### EXERCISE DETAILS
Rewrite the entries below, swapping every occurrence of "label-connector" for "leader-line" and leaving everything else unchanged.

------------------------------------------------

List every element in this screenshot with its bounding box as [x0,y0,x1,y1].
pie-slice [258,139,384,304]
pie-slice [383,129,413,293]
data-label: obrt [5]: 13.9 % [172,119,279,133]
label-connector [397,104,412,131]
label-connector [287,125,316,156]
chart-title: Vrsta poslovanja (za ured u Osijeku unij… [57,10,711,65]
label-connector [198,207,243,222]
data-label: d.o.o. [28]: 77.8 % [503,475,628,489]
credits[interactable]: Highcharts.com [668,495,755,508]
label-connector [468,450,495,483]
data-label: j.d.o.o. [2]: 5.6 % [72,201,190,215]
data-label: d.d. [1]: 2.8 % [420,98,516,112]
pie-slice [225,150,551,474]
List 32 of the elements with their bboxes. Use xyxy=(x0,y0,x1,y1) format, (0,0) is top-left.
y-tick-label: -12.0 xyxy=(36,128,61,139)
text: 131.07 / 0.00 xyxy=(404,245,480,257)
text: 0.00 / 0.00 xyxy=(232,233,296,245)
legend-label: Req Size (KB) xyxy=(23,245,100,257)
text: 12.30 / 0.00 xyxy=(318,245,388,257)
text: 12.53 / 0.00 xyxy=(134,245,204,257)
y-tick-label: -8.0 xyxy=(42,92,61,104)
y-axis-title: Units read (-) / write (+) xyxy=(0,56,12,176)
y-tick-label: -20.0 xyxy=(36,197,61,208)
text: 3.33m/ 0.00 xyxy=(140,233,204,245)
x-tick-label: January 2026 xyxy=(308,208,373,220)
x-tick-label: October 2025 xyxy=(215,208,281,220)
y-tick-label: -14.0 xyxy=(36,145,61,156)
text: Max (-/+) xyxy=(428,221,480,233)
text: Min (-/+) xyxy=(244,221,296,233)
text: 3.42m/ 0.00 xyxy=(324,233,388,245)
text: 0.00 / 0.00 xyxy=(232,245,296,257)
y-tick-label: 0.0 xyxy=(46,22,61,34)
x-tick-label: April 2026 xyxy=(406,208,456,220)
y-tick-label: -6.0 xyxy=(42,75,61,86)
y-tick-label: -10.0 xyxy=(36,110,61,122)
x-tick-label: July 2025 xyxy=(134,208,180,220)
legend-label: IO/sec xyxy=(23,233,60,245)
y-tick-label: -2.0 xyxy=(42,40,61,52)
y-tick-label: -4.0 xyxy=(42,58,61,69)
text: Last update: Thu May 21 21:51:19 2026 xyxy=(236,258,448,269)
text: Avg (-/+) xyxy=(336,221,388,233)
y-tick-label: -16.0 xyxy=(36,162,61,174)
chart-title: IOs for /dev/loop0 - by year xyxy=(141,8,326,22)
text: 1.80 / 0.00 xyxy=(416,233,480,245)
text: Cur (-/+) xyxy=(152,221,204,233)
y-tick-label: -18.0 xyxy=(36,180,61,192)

------------------------------------------------

### WRITTEN SOLUTION
List every element in this screenshot with its bounding box as [x0,y0,x1,y1].
pie-slice [258,139,384,304]
pie-slice [383,129,413,293]
data-label: obrt [5]: 13.9 % [172,119,279,133]
leader-line [397,104,412,131]
leader-line [287,125,316,156]
chart-title: Vrsta poslovanja (za ured u Osijeku unij… [57,10,711,65]
leader-line [198,207,243,222]
data-label: d.o.o. [28]: 77.8 % [503,475,628,489]
credits[interactable]: Highcharts.com [668,495,755,508]
leader-line [468,450,495,483]
data-label: j.d.o.o. [2]: 5.6 % [72,201,190,215]
data-label: d.d. [1]: 2.8 % [420,98,516,112]
pie-slice [225,150,551,474]
List 32 of the elements with their bboxes. Use xyxy=(x0,y0,x1,y1) format, (0,0) is top-left.
y-tick-label: -12.0 xyxy=(36,128,61,139)
text: 131.07 / 0.00 xyxy=(404,245,480,257)
text: 0.00 / 0.00 xyxy=(232,233,296,245)
legend-label: Req Size (KB) xyxy=(23,245,100,257)
text: 12.30 / 0.00 xyxy=(318,245,388,257)
text: 12.53 / 0.00 xyxy=(134,245,204,257)
y-tick-label: -8.0 xyxy=(42,92,61,104)
y-axis-title: Units read (-) / write (+) xyxy=(0,56,12,176)
y-tick-label: -20.0 xyxy=(36,197,61,208)
text: 3.33m/ 0.00 xyxy=(140,233,204,245)
x-tick-label: January 2026 xyxy=(308,208,373,220)
x-tick-label: October 2025 xyxy=(215,208,281,220)
y-tick-label: -14.0 xyxy=(36,145,61,156)
text: Max (-/+) xyxy=(428,221,480,233)
text: Min (-/+) xyxy=(244,221,296,233)
text: 3.42m/ 0.00 xyxy=(324,233,388,245)
text: 0.00 / 0.00 xyxy=(232,245,296,257)
y-tick-label: 0.0 xyxy=(46,22,61,34)
x-tick-label: April 2026 xyxy=(406,208,456,220)
y-tick-label: -6.0 xyxy=(42,75,61,86)
y-tick-label: -10.0 xyxy=(36,110,61,122)
x-tick-label: July 2025 xyxy=(134,208,180,220)
legend-label: IO/sec xyxy=(23,233,60,245)
y-tick-label: -2.0 xyxy=(42,40,61,52)
y-tick-label: -4.0 xyxy=(42,58,61,69)
text: Last update: Thu May 21 21:51:19 2026 xyxy=(236,258,448,269)
text: Avg (-/+) xyxy=(336,221,388,233)
y-tick-label: -16.0 xyxy=(36,162,61,174)
chart-title: IOs for /dev/loop0 - by year xyxy=(141,8,326,22)
text: 1.80 / 0.00 xyxy=(416,233,480,245)
text: Cur (-/+) xyxy=(152,221,204,233)
y-tick-label: -18.0 xyxy=(36,180,61,192)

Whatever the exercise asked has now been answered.